Aim:
Recast every line of the records below as a Markdown table with the columns Row and Text, giving each line's number and its text, skipping blank lines and leaving out the pictures.

Input:
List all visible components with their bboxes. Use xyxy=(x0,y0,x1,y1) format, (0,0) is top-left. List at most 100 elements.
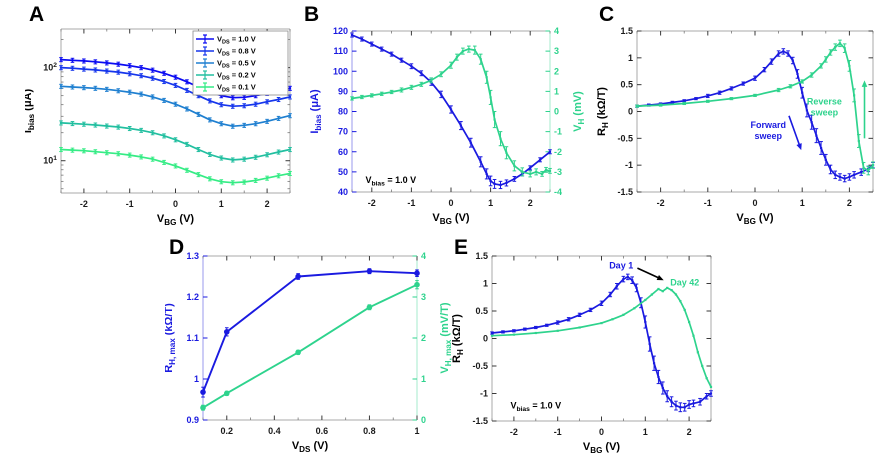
panel-c: C -2 -1 0 1 2 -1.5 -1 -0.5 0 0.5 1 1.5 VBG (V) RH (kΩ… xyxy=(595,2,886,226)
svg-text:0.2: 0.2 xyxy=(221,426,234,436)
svg-text:VDS = 0.2 V: VDS = 0.2 V xyxy=(217,71,256,82)
svg-text:-2: -2 xyxy=(554,147,562,157)
svg-text:-1: -1 xyxy=(704,198,712,208)
svg-text:60: 60 xyxy=(338,147,348,157)
panel-e-chart: -2 -1 0 1 2 -1.5 -1 -0.5 0 0.5 1 1.5 VBG (V) RH (kΩ/T… xyxy=(451,251,713,455)
svg-text:4: 4 xyxy=(554,26,559,36)
svg-text:0: 0 xyxy=(448,198,453,208)
svg-text:VDS (V): VDS (V) xyxy=(292,440,329,454)
svg-text:1: 1 xyxy=(219,199,224,209)
svg-text:VH (mV): VH (mV) xyxy=(572,91,586,132)
svg-text:1: 1 xyxy=(628,53,633,63)
svg-text:RH, max (kΩ/T): RH, max (kΩ/T) xyxy=(165,303,177,373)
svg-text:VDS = 0.1 V: VDS = 0.1 V xyxy=(217,83,256,94)
svg-text:0: 0 xyxy=(628,107,633,117)
svg-text:0: 0 xyxy=(421,415,426,425)
svg-text:-2: -2 xyxy=(80,199,88,209)
svg-text:120: 120 xyxy=(333,26,348,36)
panel-d: D 0.2 0.4 0.6 0.8 1 0.9 1 1.1 1.2 1.3 0 1 2 3 4 VDS (V)… xyxy=(165,235,460,466)
svg-text:-0.5: -0.5 xyxy=(617,133,633,143)
svg-text:-1.5: -1.5 xyxy=(472,416,488,426)
panel-e-label: E xyxy=(454,236,469,259)
svg-text:0.4: 0.4 xyxy=(268,426,281,436)
svg-text:VBG (V): VBG (V) xyxy=(583,441,621,455)
svg-text:80: 80 xyxy=(338,107,348,117)
svg-text:2: 2 xyxy=(847,198,852,208)
panel-c-label: C xyxy=(599,3,615,26)
panel-b-chart: -2 -1 0 1 2 40 50 60 70 80 90 100 110 120 -4 -3 -2 -1 0 1 2 3… xyxy=(309,26,586,226)
svg-text:Day 1: Day 1 xyxy=(609,260,633,270)
svg-text:sweep: sweep xyxy=(811,108,839,118)
panel-b-label: B xyxy=(304,3,320,26)
svg-text:sweep: sweep xyxy=(754,131,782,141)
svg-text:2: 2 xyxy=(687,427,692,437)
svg-text:VDS = 0.8 V: VDS = 0.8 V xyxy=(217,47,256,58)
svg-text:0.9: 0.9 xyxy=(186,415,199,425)
svg-text:-2: -2 xyxy=(510,427,518,437)
svg-text:0: 0 xyxy=(554,107,559,117)
svg-text:110: 110 xyxy=(333,46,348,56)
svg-text:1: 1 xyxy=(488,198,493,208)
svg-text:Ibias (μA): Ibias (μA) xyxy=(309,89,323,134)
svg-text:90: 90 xyxy=(338,86,348,96)
svg-text:-1: -1 xyxy=(554,127,562,137)
svg-text:2: 2 xyxy=(265,199,270,209)
svg-text:1: 1 xyxy=(554,86,559,96)
svg-text:VH, max (mV/T): VH, max (mV/T) xyxy=(439,302,453,374)
svg-text:-3: -3 xyxy=(554,167,562,177)
panel-a-label: A xyxy=(29,3,45,26)
svg-text:0.6: 0.6 xyxy=(316,426,329,436)
svg-text:Forward: Forward xyxy=(750,120,786,130)
svg-text:-1: -1 xyxy=(480,389,488,399)
panel-a-chart: -2 -1 0 1 2 101 102 VBG (V) Ibias (μA) VDS = 1.0 … xyxy=(25,28,292,226)
svg-text:0: 0 xyxy=(173,199,178,209)
svg-text:0: 0 xyxy=(752,198,757,208)
svg-text:Day 42: Day 42 xyxy=(670,277,699,287)
panel-e: E -2 -1 0 1 2 -1.5 -1 -0.5 0 0.5 1 1.5 VBG (V) RH (kΩ… xyxy=(450,235,730,466)
svg-text:1: 1 xyxy=(800,198,805,208)
svg-text:-0.5: -0.5 xyxy=(472,361,488,371)
svg-text:1.1: 1.1 xyxy=(186,333,199,343)
svg-text:-1: -1 xyxy=(625,160,633,170)
svg-text:-2: -2 xyxy=(368,198,376,208)
svg-text:0.5: 0.5 xyxy=(475,306,488,316)
svg-text:-1: -1 xyxy=(126,199,134,209)
svg-text:40: 40 xyxy=(338,187,348,197)
svg-text:101: 101 xyxy=(43,155,57,166)
svg-text:-1: -1 xyxy=(407,198,415,208)
svg-text:-4: -4 xyxy=(554,187,562,197)
svg-text:100: 100 xyxy=(333,66,348,76)
svg-text:2: 2 xyxy=(528,198,533,208)
svg-text:-2: -2 xyxy=(657,198,665,208)
svg-text:102: 102 xyxy=(43,62,57,73)
svg-text:0: 0 xyxy=(599,427,604,437)
svg-text:1.5: 1.5 xyxy=(620,26,633,36)
svg-text:1.5: 1.5 xyxy=(475,251,488,261)
svg-text:1: 1 xyxy=(483,279,488,289)
svg-text:2: 2 xyxy=(421,333,426,343)
svg-text:3: 3 xyxy=(554,46,559,56)
svg-text:RH (kΩ/T): RH (kΩ/T) xyxy=(451,314,465,363)
svg-text:-1.5: -1.5 xyxy=(617,187,633,197)
svg-text:Vbias = 1.0 V: Vbias = 1.0 V xyxy=(365,175,416,188)
svg-text:1: 1 xyxy=(414,426,419,436)
svg-text:0.5: 0.5 xyxy=(620,80,633,90)
svg-text:1: 1 xyxy=(194,374,199,384)
svg-text:50: 50 xyxy=(338,167,348,177)
panel-c-chart: -2 -1 0 1 2 -1.5 -1 -0.5 0 0.5 1 1.5 VBG (V) RH (kΩ/T… xyxy=(596,26,875,226)
svg-text:Ibias (μA): Ibias (μA) xyxy=(25,89,36,134)
panel-b: B -2 -1 0 1 2 40 50 60 70 80 90 100 110 120 -4 -3 -2 -1 0 1… xyxy=(300,2,588,226)
svg-text:VDS = 1.0 V: VDS = 1.0 V xyxy=(217,35,256,46)
svg-text:0: 0 xyxy=(483,334,488,344)
svg-text:0.8: 0.8 xyxy=(363,426,376,436)
svg-text:1: 1 xyxy=(421,374,426,384)
svg-text:Reverse: Reverse xyxy=(807,97,842,107)
svg-text:3: 3 xyxy=(421,292,426,302)
svg-text:1: 1 xyxy=(643,427,648,437)
svg-text:Vbias = 1.0 V: Vbias = 1.0 V xyxy=(510,401,561,414)
svg-text:1.3: 1.3 xyxy=(186,251,199,261)
svg-text:VDS = 0.5 V: VDS = 0.5 V xyxy=(217,59,256,70)
svg-text:RH (kΩ/T): RH (kΩ/T) xyxy=(596,87,610,136)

Task result:
| Row | Text |
|---|---|
| 1 | List all visible components with their bboxes. Use xyxy=(x0,y0,x1,y1) format, (0,0) is top-left. List at most 100 elements. |
| 2 | panel-c: C -2 -1 0 1 2 -1.5 -1 -0.5 0 0.5 1 1.5 VBG (V) RH (kΩ… xyxy=(595,2,886,226) |
| 3 | svg-text:0.2: 0.2 xyxy=(221,426,234,436) |
| 4 | svg-text:VDS = 0.2 V: VDS = 0.2 V xyxy=(217,71,256,82) |
| 5 | svg-text:-2: -2 xyxy=(554,147,562,157) |
| 6 | svg-text:-1: -1 xyxy=(704,198,712,208) |
| 7 | svg-text:60: 60 xyxy=(338,147,348,157) |
| 8 | panel-e-chart: -2 -1 0 1 2 -1.5 -1 -0.5 0 0.5 1 1.5 VBG (V) RH (kΩ/T… xyxy=(451,251,713,455) |
| 9 | svg-text:4: 4 xyxy=(554,26,559,36) |
| 10 | svg-text:0: 0 xyxy=(448,198,453,208) |
| 11 | svg-text:VDS (V): VDS (V) xyxy=(292,440,329,454) |
| 12 | svg-text:1: 1 xyxy=(219,199,224,209) |
| 13 | svg-text:VH (mV): VH (mV) xyxy=(572,91,586,132) |
| 14 | svg-text:1: 1 xyxy=(628,53,633,63) |
| 15 | svg-text:RH, max (kΩ/T): RH, max (kΩ/T) xyxy=(165,303,177,373) |
| 16 | svg-text:VDS = 0.1 V: VDS = 0.1 V xyxy=(217,83,256,94) |
| 17 | svg-text:0: 0 xyxy=(628,107,633,117) |
| 18 | svg-text:0: 0 xyxy=(421,415,426,425) |
| 19 | svg-text:-2: -2 xyxy=(80,199,88,209) |
| 20 | svg-text:120: 120 xyxy=(333,26,348,36) |
| 21 | panel-d: D 0.2 0.4 0.6 0.8 1 0.9 1 1.1 1.2 1.3 0 1 2 3 4 VDS (V)… xyxy=(165,235,460,466) |
| 22 | svg-text:-0.5: -0.5 xyxy=(617,133,633,143) |
| 23 | svg-text:-1.5: -1.5 xyxy=(472,416,488,426) |
| 24 | panel-e-label: E xyxy=(454,236,469,259) |
| 25 | svg-text:0.4: 0.4 xyxy=(268,426,281,436) |
| 26 | svg-text:VBG (V): VBG (V) xyxy=(583,441,621,455) |
| 27 | svg-text:80: 80 xyxy=(338,107,348,117) |
| 28 | svg-text:2: 2 xyxy=(847,198,852,208) |
| 29 | panel-c-label: C xyxy=(599,3,615,26) |
| 30 | panel-b-chart: -2 -1 0 1 2 40 50 60 70 80 90 100 110 120 -4 -3 -2 -1 0 1 2 3… xyxy=(309,26,586,226) |
| 31 | svg-text:Day 1: Day 1 xyxy=(609,260,633,270) |
| 32 | svg-text:sweep: sweep xyxy=(811,108,839,118) |
| 33 | panel-b-label: B xyxy=(304,3,320,26) |
| 34 | svg-text:sweep: sweep xyxy=(754,131,782,141) |
| 35 | svg-text:2: 2 xyxy=(687,427,692,437) |
| 36 | svg-text:VDS = 0.8 V: VDS = 0.8 V xyxy=(217,47,256,58) |
| 37 | svg-text:0.9: 0.9 xyxy=(186,415,199,425) |
| 38 | svg-text:-2: -2 xyxy=(510,427,518,437) |
| 39 | svg-text:0: 0 xyxy=(554,107,559,117) |
| 40 | svg-text:110: 110 xyxy=(333,46,348,56) |
| 41 | svg-text:1: 1 xyxy=(488,198,493,208) |
| 42 | svg-text:Ibias (μA): Ibias (μA) xyxy=(309,89,323,134) |
| 43 | svg-text:90: 90 xyxy=(338,86,348,96) |
| 44 | svg-text:-1: -1 xyxy=(554,127,562,137) |
| 45 | svg-text:2: 2 xyxy=(265,199,270,209) |
| 46 | svg-text:1: 1 xyxy=(554,86,559,96) |
| 47 | svg-text:VH, max (mV/T): VH, max (mV/T) xyxy=(439,302,453,374) |
| 48 | svg-text:-3: -3 xyxy=(554,167,562,177) |
| 49 | panel-a-label: A xyxy=(29,3,45,26) |
| 50 | svg-text:0.6: 0.6 xyxy=(316,426,329,436) |
| 51 | svg-text:Forward: Forward xyxy=(750,120,786,130) |
| 52 | svg-text:-1: -1 xyxy=(480,389,488,399) |
| 53 | panel-a-chart: -2 -1 0 1 2 101 102 VBG (V) Ibias (μA) VDS = 1.0 … xyxy=(25,28,292,226) |
| 54 | svg-text:0: 0 xyxy=(173,199,178,209) |
| 55 | svg-text:0: 0 xyxy=(752,198,757,208) |
| 56 | svg-text:Day 42: Day 42 xyxy=(670,277,699,287) |
| 57 | panel-e: E -2 -1 0 1 2 -1.5 -1 -0.5 0 0.5 1 1.5 VBG (V) RH (kΩ… xyxy=(450,235,730,466) |
| 58 | svg-text:1: 1 xyxy=(800,198,805,208) |
| 59 | svg-text:-0.5: -0.5 xyxy=(472,361,488,371) |
| 60 | svg-text:1.1: 1.1 xyxy=(186,333,199,343) |
| 61 | svg-text:-1: -1 xyxy=(625,160,633,170) |
| 62 | svg-text:-2: -2 xyxy=(368,198,376,208) |
| 63 | svg-text:0.5: 0.5 xyxy=(475,306,488,316) |
| 64 | svg-text:-1: -1 xyxy=(126,199,134,209) |
| 65 | svg-text:40: 40 xyxy=(338,187,348,197) |
| 66 | svg-text:101: 101 xyxy=(43,155,57,166) |
| 67 | svg-text:-1: -1 xyxy=(407,198,415,208) |
| 68 | svg-text:-4: -4 xyxy=(554,187,562,197) |
| 69 | svg-text:100: 100 xyxy=(333,66,348,76) |
| 70 | svg-text:2: 2 xyxy=(528,198,533,208) |
| 71 | svg-text:-2: -2 xyxy=(657,198,665,208) |
| 72 | svg-text:102: 102 xyxy=(43,62,57,73) |
| 73 | svg-text:0: 0 xyxy=(599,427,604,437) |
| 74 | svg-text:1.5: 1.5 xyxy=(620,26,633,36) |
| 75 | svg-text:1.5: 1.5 xyxy=(475,251,488,261) |
| 76 | svg-text:1: 1 xyxy=(483,279,488,289) |
| 77 | svg-text:2: 2 xyxy=(421,333,426,343) |
| 78 | svg-text:3: 3 xyxy=(554,46,559,56) |
| 79 | svg-text:RH (kΩ/T): RH (kΩ/T) xyxy=(451,314,465,363) |
| 80 | svg-text:-1.5: -1.5 xyxy=(617,187,633,197) |
| 81 | svg-text:Vbias = 1.0 V: Vbias = 1.0 V xyxy=(365,175,416,188) |
| 82 | svg-text:1: 1 xyxy=(414,426,419,436) |
| 83 | svg-text:0.5: 0.5 xyxy=(620,80,633,90) |
| 84 | svg-text:1: 1 xyxy=(194,374,199,384) |
| 85 | svg-text:50: 50 xyxy=(338,167,348,177) |
| 86 | panel-c-chart: -2 -1 0 1 2 -1.5 -1 -0.5 0 0.5 1 1.5 VBG (V) RH (kΩ/T… xyxy=(596,26,875,226) |
| 87 | svg-text:Ibias (μA): Ibias (μA) xyxy=(25,89,36,134) |
| 88 | panel-b: B -2 -1 0 1 2 40 50 60 70 80 90 100 110 120 -4 -3 -2 -1 0 1… xyxy=(300,2,588,226) |
| 89 | svg-text:VDS = 1.0 V: VDS = 1.0 V xyxy=(217,35,256,46) |
| 90 | svg-text:0: 0 xyxy=(483,334,488,344) |
| 91 | svg-text:0.8: 0.8 xyxy=(363,426,376,436) |
| 92 | svg-text:1: 1 xyxy=(421,374,426,384) |
| 93 | svg-text:Reverse: Reverse xyxy=(807,97,842,107) |
| 94 | svg-text:3: 3 xyxy=(421,292,426,302) |
| 95 | svg-text:1: 1 xyxy=(643,427,648,437) |
| 96 | svg-text:Vbias = 1.0 V: Vbias = 1.0 V xyxy=(510,401,561,414) |
| 97 | svg-text:1.3: 1.3 xyxy=(186,251,199,261) |
| 98 | svg-text:VDS = 0.5 V: VDS = 0.5 V xyxy=(217,59,256,70) |
| 99 | svg-text:RH (kΩ/T): RH (kΩ/T) xyxy=(596,87,610,136) |